▼
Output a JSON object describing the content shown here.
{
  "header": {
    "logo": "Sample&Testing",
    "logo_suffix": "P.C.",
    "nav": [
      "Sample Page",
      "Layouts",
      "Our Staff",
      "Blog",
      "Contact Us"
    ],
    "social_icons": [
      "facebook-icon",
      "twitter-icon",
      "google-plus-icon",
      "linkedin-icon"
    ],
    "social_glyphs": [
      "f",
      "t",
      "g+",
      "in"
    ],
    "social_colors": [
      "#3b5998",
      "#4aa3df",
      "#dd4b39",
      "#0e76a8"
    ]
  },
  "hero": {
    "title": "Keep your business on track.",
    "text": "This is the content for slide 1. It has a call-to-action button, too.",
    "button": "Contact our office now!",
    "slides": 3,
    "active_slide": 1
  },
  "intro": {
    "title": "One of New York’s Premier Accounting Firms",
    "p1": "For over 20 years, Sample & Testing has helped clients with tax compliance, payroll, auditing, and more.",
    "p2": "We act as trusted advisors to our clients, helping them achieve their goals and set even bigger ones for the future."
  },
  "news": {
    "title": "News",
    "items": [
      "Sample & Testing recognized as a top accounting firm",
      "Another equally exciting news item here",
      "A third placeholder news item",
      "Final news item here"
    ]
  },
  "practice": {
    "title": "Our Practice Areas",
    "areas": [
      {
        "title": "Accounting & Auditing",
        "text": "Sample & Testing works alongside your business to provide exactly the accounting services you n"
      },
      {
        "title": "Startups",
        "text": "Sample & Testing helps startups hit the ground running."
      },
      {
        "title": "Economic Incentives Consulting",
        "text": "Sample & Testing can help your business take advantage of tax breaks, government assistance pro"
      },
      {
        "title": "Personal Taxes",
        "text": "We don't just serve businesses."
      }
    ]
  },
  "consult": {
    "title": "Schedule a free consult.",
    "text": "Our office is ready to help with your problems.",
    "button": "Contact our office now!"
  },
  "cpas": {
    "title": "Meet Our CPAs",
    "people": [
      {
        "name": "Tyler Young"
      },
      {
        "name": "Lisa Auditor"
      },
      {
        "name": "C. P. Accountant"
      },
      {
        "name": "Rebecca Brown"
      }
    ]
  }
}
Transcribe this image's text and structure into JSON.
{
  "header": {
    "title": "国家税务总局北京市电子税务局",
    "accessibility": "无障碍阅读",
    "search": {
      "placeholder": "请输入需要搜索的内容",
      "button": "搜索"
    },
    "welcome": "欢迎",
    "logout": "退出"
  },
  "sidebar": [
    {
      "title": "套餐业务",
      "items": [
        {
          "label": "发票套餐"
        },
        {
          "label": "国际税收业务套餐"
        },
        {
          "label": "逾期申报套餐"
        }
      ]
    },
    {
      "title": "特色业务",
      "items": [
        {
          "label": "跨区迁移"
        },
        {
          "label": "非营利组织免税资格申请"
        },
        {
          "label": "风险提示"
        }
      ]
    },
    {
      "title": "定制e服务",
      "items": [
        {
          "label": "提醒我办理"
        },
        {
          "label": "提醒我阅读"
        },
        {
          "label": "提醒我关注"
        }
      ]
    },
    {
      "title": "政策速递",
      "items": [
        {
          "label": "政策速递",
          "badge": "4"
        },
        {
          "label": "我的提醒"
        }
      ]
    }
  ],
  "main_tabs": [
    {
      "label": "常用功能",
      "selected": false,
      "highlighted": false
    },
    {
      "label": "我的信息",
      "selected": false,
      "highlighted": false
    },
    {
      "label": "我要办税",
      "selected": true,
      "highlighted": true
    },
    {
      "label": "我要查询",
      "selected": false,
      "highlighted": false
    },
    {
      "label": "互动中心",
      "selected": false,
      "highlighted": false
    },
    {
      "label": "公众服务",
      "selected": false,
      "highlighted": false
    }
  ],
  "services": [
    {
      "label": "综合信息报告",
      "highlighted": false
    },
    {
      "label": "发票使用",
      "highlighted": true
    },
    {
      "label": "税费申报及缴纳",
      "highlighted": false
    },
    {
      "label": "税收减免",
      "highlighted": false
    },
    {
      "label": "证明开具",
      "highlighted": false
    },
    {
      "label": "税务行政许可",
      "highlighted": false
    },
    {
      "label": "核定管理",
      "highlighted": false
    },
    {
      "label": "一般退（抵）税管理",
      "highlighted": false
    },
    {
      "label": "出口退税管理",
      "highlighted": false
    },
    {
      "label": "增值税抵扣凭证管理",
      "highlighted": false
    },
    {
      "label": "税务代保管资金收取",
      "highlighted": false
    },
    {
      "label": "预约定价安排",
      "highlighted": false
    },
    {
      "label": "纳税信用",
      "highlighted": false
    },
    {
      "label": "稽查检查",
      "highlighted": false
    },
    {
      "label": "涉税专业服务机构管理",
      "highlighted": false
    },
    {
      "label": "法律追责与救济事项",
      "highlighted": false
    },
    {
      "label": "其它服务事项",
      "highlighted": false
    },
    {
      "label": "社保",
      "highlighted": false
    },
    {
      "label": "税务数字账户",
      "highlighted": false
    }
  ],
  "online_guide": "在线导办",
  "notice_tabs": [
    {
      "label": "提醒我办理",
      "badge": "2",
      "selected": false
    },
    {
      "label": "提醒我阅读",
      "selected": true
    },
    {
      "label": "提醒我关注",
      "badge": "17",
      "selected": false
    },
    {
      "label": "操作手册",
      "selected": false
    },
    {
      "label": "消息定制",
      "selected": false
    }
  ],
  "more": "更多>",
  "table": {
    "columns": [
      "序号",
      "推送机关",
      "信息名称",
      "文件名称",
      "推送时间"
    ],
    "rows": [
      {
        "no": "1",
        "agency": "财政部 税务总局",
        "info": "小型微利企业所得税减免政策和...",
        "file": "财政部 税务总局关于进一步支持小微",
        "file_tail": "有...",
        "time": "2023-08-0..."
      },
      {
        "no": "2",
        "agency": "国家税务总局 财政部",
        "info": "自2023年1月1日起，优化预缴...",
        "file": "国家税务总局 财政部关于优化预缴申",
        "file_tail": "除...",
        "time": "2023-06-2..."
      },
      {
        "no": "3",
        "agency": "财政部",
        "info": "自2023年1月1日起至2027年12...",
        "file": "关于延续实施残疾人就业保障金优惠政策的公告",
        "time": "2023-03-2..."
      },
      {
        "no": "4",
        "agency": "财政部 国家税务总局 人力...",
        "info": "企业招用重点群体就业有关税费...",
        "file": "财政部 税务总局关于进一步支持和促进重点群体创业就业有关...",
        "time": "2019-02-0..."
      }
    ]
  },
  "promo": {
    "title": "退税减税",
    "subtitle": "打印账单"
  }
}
▲
▼
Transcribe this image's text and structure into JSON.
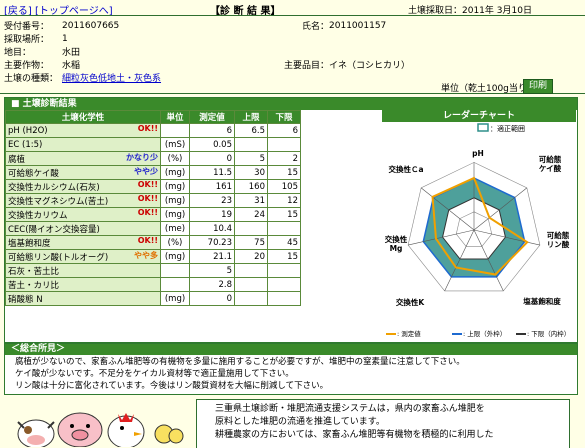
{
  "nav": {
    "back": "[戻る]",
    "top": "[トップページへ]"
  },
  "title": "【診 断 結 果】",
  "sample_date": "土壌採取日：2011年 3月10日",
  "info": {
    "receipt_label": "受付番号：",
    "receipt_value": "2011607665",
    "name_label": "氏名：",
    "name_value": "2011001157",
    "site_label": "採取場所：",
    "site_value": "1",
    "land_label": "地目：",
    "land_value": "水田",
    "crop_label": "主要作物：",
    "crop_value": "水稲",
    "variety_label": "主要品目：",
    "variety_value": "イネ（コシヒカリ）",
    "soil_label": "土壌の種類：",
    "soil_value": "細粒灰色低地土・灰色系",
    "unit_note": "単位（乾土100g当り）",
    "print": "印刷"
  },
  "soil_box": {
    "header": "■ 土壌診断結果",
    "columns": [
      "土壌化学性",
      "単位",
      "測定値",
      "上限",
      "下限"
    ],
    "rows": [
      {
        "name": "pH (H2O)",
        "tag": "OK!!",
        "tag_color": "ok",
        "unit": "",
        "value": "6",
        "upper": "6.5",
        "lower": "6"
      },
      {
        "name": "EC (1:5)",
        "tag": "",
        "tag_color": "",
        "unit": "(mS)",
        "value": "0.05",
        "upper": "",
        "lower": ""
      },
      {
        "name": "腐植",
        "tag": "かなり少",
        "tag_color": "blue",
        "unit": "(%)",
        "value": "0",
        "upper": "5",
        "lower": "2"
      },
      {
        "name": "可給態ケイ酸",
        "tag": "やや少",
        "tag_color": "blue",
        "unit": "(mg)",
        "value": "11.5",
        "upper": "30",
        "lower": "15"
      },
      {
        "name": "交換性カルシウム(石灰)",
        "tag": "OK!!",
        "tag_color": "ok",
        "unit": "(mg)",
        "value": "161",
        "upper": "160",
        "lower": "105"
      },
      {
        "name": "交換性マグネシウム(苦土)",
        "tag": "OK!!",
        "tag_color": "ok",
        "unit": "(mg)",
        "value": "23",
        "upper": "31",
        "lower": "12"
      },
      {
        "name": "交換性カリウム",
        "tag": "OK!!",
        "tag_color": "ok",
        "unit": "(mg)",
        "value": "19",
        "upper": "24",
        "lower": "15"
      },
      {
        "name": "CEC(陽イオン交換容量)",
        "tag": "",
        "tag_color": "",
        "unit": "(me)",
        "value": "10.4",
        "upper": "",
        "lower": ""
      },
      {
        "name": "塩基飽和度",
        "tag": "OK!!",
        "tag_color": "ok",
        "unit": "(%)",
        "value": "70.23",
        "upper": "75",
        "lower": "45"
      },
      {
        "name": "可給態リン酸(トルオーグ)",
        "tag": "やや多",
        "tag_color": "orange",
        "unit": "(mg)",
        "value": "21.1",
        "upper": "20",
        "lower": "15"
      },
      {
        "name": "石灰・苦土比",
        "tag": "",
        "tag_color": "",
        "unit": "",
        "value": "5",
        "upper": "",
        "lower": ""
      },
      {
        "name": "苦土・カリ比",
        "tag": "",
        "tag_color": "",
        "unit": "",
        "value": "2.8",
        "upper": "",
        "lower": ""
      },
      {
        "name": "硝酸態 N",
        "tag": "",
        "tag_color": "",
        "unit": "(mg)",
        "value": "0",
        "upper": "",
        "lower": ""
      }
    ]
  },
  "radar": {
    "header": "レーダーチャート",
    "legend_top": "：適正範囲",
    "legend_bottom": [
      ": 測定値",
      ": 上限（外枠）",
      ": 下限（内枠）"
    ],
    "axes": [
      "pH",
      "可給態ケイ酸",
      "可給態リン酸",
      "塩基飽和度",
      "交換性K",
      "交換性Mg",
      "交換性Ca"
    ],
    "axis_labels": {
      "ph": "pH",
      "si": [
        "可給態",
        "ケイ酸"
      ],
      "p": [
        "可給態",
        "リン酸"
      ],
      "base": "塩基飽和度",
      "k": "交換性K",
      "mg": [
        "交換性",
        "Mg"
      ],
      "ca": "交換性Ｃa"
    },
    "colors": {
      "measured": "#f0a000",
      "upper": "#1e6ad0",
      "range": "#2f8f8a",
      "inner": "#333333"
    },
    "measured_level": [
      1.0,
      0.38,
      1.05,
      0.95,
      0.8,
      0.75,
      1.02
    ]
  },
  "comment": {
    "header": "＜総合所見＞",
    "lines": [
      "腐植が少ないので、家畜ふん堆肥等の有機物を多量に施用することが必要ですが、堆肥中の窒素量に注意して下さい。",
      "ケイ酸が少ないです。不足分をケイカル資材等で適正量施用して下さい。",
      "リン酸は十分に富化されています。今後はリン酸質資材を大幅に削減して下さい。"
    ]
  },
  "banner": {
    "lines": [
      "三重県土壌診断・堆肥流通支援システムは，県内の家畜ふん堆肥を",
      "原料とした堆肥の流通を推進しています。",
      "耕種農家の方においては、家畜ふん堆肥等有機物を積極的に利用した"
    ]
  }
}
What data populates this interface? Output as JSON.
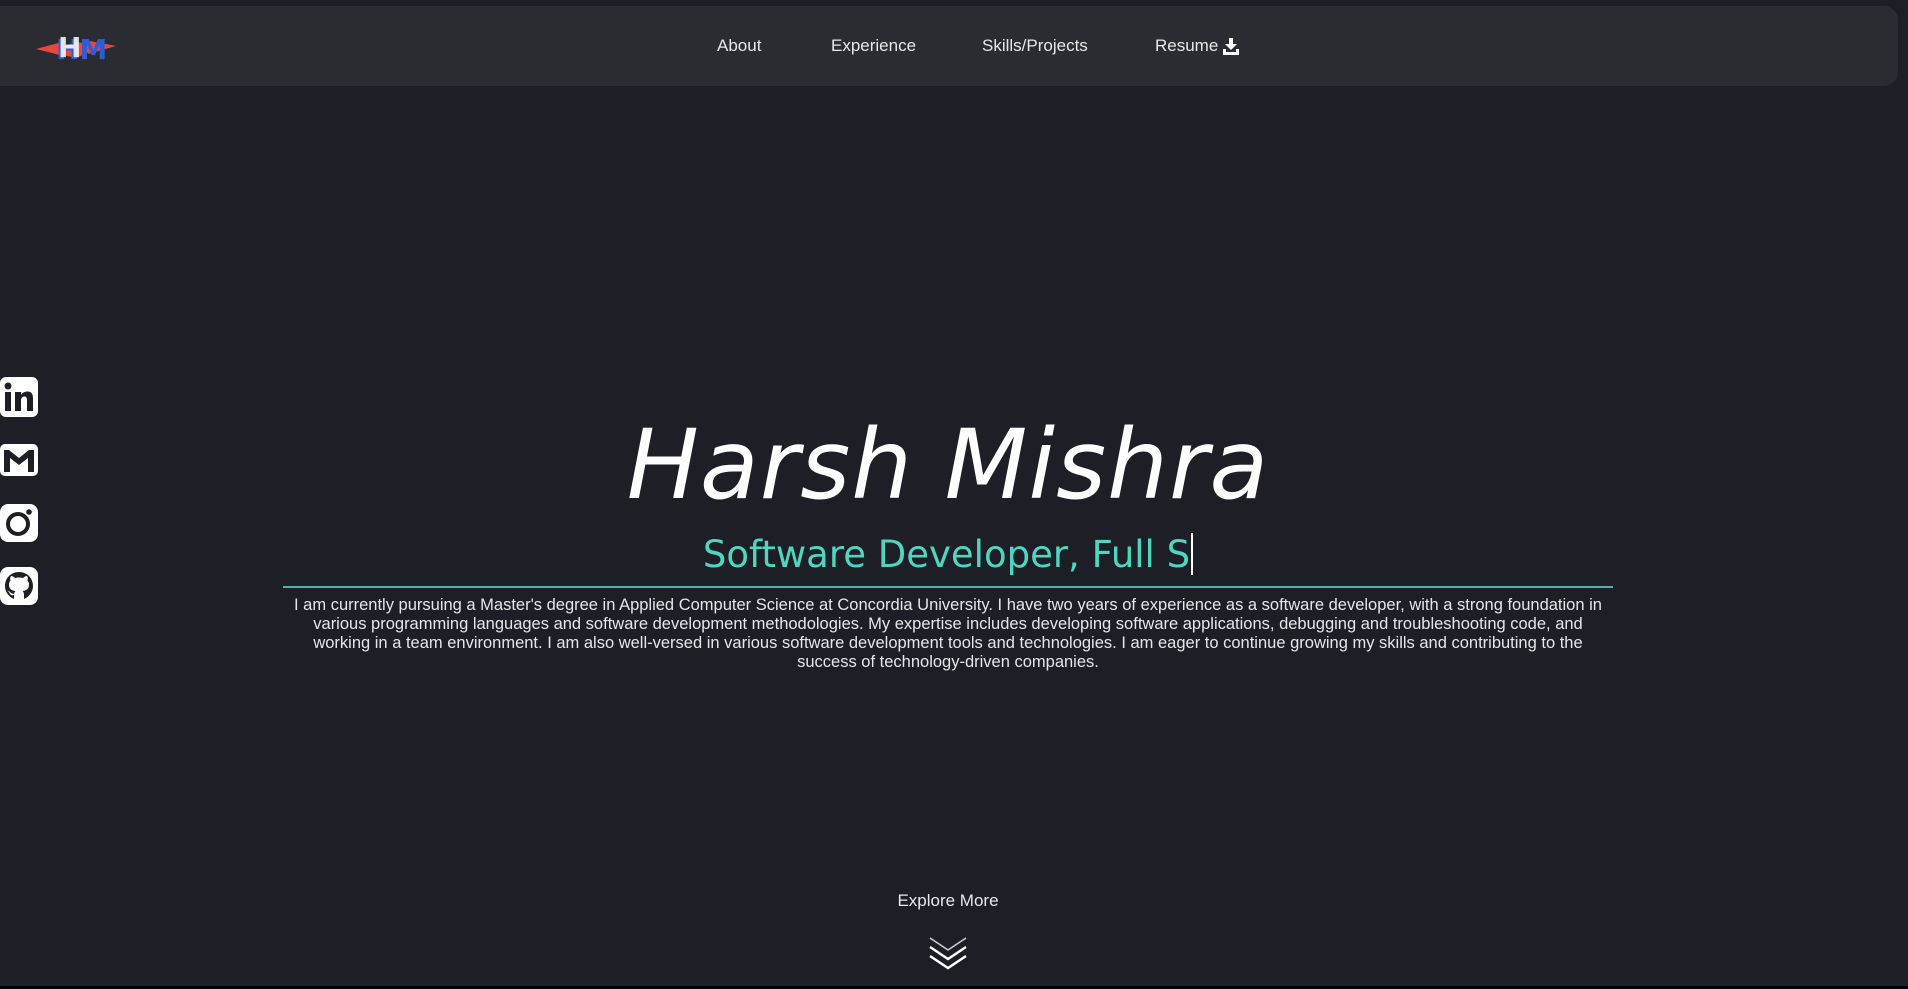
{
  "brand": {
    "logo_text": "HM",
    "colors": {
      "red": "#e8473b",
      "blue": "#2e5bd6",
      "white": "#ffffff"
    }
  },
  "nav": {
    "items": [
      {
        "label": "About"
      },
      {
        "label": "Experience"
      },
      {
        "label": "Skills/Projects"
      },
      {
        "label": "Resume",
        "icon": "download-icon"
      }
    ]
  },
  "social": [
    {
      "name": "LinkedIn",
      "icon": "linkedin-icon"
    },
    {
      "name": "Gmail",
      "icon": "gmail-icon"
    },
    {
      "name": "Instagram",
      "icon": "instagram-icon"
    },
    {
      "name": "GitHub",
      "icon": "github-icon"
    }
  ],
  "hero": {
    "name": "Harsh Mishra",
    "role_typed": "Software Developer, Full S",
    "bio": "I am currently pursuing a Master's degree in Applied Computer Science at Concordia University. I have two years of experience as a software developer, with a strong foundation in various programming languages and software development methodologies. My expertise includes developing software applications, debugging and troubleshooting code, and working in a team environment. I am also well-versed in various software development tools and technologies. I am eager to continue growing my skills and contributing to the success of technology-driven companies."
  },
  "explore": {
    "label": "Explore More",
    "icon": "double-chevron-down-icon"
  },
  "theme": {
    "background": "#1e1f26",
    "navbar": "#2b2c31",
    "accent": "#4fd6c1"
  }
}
▲
▼
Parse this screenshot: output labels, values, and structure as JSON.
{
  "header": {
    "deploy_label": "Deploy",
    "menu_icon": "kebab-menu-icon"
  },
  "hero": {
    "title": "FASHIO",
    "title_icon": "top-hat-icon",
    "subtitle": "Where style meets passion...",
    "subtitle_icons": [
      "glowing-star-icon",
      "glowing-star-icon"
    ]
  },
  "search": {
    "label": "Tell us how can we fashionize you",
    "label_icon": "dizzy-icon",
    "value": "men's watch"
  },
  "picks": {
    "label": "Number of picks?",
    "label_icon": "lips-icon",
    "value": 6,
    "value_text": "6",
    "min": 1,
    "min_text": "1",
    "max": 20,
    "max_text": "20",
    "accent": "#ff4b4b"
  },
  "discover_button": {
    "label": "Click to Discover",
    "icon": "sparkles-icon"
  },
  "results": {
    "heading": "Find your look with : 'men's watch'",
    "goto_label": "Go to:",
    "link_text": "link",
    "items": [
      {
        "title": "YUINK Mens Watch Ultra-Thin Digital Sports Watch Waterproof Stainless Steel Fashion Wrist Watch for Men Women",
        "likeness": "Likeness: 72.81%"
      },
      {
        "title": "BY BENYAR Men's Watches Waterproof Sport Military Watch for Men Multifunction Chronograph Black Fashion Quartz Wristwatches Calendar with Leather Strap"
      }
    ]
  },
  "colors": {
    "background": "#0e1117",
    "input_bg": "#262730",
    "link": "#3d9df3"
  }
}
▲
Objective:
Every line containing the string "your" must be listed.

The completed task:
    "title": "Keep your business on track.",
        "text": "Sample & Testing works alongside your business to provide exactly the accounting services you n"
        "text": "Sample & Testing can help your business take advantage of tax breaks, government assistance pro"
    "text": "Our office is ready to help with your problems.",
    "heading": "Find your look with : 'men's watch'",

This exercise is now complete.